**Data provided**
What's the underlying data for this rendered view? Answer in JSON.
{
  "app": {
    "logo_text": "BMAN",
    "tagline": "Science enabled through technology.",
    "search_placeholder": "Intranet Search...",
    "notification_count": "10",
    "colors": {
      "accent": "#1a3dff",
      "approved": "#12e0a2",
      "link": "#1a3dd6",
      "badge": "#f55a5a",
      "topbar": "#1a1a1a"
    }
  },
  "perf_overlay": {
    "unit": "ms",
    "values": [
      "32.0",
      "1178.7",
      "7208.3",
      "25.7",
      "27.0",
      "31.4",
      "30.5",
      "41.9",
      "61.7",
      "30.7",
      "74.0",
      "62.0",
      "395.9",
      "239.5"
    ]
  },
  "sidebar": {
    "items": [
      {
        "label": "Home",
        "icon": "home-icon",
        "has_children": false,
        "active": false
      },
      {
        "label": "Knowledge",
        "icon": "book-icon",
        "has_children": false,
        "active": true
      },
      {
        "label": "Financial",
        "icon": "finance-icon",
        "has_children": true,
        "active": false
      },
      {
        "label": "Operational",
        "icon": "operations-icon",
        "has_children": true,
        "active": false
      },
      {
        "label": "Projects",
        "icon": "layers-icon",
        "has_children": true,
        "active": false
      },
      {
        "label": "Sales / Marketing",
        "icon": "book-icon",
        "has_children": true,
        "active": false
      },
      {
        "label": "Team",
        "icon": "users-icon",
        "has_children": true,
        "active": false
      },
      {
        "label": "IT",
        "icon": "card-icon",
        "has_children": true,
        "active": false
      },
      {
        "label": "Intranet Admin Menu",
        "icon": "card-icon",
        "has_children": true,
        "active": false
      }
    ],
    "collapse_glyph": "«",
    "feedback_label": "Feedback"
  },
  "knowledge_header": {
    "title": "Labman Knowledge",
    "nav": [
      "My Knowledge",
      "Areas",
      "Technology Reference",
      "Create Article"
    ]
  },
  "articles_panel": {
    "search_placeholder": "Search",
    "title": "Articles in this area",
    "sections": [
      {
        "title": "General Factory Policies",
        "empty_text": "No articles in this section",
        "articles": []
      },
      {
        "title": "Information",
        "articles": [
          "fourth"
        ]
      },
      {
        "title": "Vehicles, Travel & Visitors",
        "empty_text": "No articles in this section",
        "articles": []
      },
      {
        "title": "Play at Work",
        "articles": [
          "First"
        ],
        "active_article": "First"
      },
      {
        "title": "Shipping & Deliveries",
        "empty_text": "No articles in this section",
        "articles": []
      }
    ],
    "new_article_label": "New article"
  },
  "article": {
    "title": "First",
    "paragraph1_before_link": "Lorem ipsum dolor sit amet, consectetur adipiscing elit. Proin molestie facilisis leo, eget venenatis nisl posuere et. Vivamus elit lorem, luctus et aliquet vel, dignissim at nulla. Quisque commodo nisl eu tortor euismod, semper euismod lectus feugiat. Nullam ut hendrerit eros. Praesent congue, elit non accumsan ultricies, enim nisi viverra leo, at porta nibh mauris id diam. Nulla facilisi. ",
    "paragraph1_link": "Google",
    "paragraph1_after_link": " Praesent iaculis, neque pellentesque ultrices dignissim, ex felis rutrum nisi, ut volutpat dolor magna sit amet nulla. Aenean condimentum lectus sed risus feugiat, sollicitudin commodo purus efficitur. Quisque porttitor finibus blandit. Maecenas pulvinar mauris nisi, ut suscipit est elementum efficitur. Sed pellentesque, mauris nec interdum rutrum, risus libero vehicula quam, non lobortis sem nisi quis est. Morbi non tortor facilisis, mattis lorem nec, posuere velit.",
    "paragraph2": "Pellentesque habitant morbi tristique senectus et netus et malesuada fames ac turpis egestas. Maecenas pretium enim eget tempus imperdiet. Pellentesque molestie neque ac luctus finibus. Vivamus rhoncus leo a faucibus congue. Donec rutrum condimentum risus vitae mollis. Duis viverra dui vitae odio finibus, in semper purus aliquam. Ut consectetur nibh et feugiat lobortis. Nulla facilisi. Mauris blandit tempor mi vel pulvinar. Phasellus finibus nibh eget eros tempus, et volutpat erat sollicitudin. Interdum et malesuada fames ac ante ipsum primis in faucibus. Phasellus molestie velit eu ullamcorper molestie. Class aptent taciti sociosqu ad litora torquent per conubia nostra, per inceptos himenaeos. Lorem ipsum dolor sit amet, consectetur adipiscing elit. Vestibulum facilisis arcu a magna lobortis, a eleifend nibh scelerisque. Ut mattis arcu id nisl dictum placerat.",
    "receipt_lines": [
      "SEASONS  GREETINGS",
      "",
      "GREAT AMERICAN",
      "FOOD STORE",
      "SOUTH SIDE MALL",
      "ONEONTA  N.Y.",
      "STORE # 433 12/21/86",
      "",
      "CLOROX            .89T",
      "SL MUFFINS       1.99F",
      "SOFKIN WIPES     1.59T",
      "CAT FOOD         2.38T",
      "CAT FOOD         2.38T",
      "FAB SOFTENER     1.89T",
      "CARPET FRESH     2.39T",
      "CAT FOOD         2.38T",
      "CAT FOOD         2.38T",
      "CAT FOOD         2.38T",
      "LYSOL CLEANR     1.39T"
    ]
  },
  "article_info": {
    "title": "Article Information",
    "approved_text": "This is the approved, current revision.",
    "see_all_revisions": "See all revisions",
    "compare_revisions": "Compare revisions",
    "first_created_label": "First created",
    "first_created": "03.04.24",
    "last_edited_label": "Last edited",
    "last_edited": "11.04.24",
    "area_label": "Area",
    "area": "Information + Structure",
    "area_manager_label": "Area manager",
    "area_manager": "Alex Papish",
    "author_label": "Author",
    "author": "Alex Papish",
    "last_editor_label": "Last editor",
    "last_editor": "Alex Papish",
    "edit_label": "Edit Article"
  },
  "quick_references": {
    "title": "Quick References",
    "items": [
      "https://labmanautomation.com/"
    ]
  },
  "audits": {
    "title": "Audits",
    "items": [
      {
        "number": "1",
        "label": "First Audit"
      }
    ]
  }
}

**What is needed**
Copy out the full listing exactly.

**Worked solution**
What's the underlying data for this rendered view? Answer in JSON.
{
  "app": {
    "logo_text": "BMAN",
    "tagline": "Science enabled through technology.",
    "search_placeholder": "Intranet Search...",
    "notification_count": "10",
    "colors": {
      "accent": "#1a3dff",
      "approved": "#12e0a2",
      "link": "#1a3dd6",
      "badge": "#f55a5a",
      "topbar": "#1a1a1a"
    }
  },
  "perf_overlay": {
    "unit": "ms",
    "values": [
      "32.0",
      "1178.7",
      "7208.3",
      "25.7",
      "27.0",
      "31.4",
      "30.5",
      "41.9",
      "61.7",
      "30.7",
      "74.0",
      "62.0",
      "395.9",
      "239.5"
    ]
  },
  "sidebar": {
    "items": [
      {
        "label": "Home",
        "icon": "home-icon",
        "has_children": false,
        "active": false
      },
      {
        "label": "Knowledge",
        "icon": "book-icon",
        "has_children": false,
        "active": true
      },
      {
        "label": "Financial",
        "icon": "finance-icon",
        "has_children": true,
        "active": false
      },
      {
        "label": "Operational",
        "icon": "operations-icon",
        "has_children": true,
        "active": false
      },
      {
        "label": "Projects",
        "icon": "layers-icon",
        "has_children": true,
        "active": false
      },
      {
        "label": "Sales / Marketing",
        "icon": "book-icon",
        "has_children": true,
        "active": false
      },
      {
        "label": "Team",
        "icon": "users-icon",
        "has_children": true,
        "active": false
      },
      {
        "label": "IT",
        "icon": "card-icon",
        "has_children": true,
        "active": false
      },
      {
        "label": "Intranet Admin Menu",
        "icon": "card-icon",
        "has_children": true,
        "active": false
      }
    ],
    "collapse_glyph": "«",
    "feedback_label": "Feedback"
  },
  "knowledge_header": {
    "title": "Labman Knowledge",
    "nav": [
      "My Knowledge",
      "Areas",
      "Technology Reference",
      "Create Article"
    ]
  },
  "articles_panel": {
    "search_placeholder": "Search",
    "title": "Articles in this area",
    "sections": [
      {
        "title": "General Factory Policies",
        "empty_text": "No articles in this section",
        "articles": []
      },
      {
        "title": "Information",
        "articles": [
          "fourth"
        ]
      },
      {
        "title": "Vehicles, Travel & Visitors",
        "empty_text": "No articles in this section",
        "articles": []
      },
      {
        "title": "Play at Work",
        "articles": [
          "First"
        ],
        "active_article": "First"
      },
      {
        "title": "Shipping & Deliveries",
        "empty_text": "No articles in this section",
        "articles": []
      }
    ],
    "new_article_label": "New article"
  },
  "article": {
    "title": "First",
    "paragraph1_before_link": "Lorem ipsum dolor sit amet, consectetur adipiscing elit. Proin molestie facilisis leo, eget venenatis nisl posuere et. Vivamus elit lorem, luctus et aliquet vel, dignissim at nulla. Quisque commodo nisl eu tortor euismod, semper euismod lectus feugiat. Nullam ut hendrerit eros. Praesent congue, elit non accumsan ultricies, enim nisi viverra leo, at porta nibh mauris id diam. Nulla facilisi. ",
    "paragraph1_link": "Google",
    "paragraph1_after_link": " Praesent iaculis, neque pellentesque ultrices dignissim, ex felis rutrum nisi, ut volutpat dolor magna sit amet nulla. Aenean condimentum lectus sed risus feugiat, sollicitudin commodo purus efficitur. Quisque porttitor finibus blandit. Maecenas pulvinar mauris nisi, ut suscipit est elementum efficitur. Sed pellentesque, mauris nec interdum rutrum, risus libero vehicula quam, non lobortis sem nisi quis est. Morbi non tortor facilisis, mattis lorem nec, posuere velit.",
    "paragraph2": "Pellentesque habitant morbi tristique senectus et netus et malesuada fames ac turpis egestas. Maecenas pretium enim eget tempus imperdiet. Pellentesque molestie neque ac luctus finibus. Vivamus rhoncus leo a faucibus congue. Donec rutrum condimentum risus vitae mollis. Duis viverra dui vitae odio finibus, in semper purus aliquam. Ut consectetur nibh et feugiat lobortis. Nulla facilisi. Mauris blandit tempor mi vel pulvinar. Phasellus finibus nibh eget eros tempus, et volutpat erat sollicitudin. Interdum et malesuada fames ac ante ipsum primis in faucibus. Phasellus molestie velit eu ullamcorper molestie. Class aptent taciti sociosqu ad litora torquent per conubia nostra, per inceptos himenaeos. Lorem ipsum dolor sit amet, consectetur adipiscing elit. Vestibulum facilisis arcu a magna lobortis, a eleifend nibh scelerisque. Ut mattis arcu id nisl dictum placerat.",
    "receipt_lines": [
      "SEASONS  GREETINGS",
      "",
      "GREAT AMERICAN",
      "FOOD STORE",
      "SOUTH SIDE MALL",
      "ONEONTA  N.Y.",
      "STORE # 433 12/21/86",
      "",
      "CLOROX            .89T",
      "SL MUFFINS       1.99F",
      "SOFKIN WIPES     1.59T",
      "CAT FOOD         2.38T",
      "CAT FOOD         2.38T",
      "FAB SOFTENER     1.89T",
      "CARPET FRESH     2.39T",
      "CAT FOOD         2.38T",
      "CAT FOOD         2.38T",
      "CAT FOOD         2.38T",
      "LYSOL CLEANR     1.39T"
    ]
  },
  "article_info": {
    "title": "Article Information",
    "approved_text": "This is the approved, current revision.",
    "see_all_revisions": "See all revisions",
    "compare_revisions": "Compare revisions",
    "first_created_label": "First created",
    "first_created": "03.04.24",
    "last_edited_label": "Last edited",
    "last_edited": "11.04.24",
    "area_label": "Area",
    "area": "Information + Structure",
    "area_manager_label": "Area manager",
    "area_manager": "Alex Papish",
    "author_label": "Author",
    "author": "Alex Papish",
    "last_editor_label": "Last editor",
    "last_editor": "Alex Papish",
    "edit_label": "Edit Article"
  },
  "quick_references": {
    "title": "Quick References",
    "items": [
      "https://labmanautomation.com/"
    ]
  },
  "audits": {
    "title": "Audits",
    "items": [
      {
        "number": "1",
        "label": "First Audit"
      }
    ]
  }
}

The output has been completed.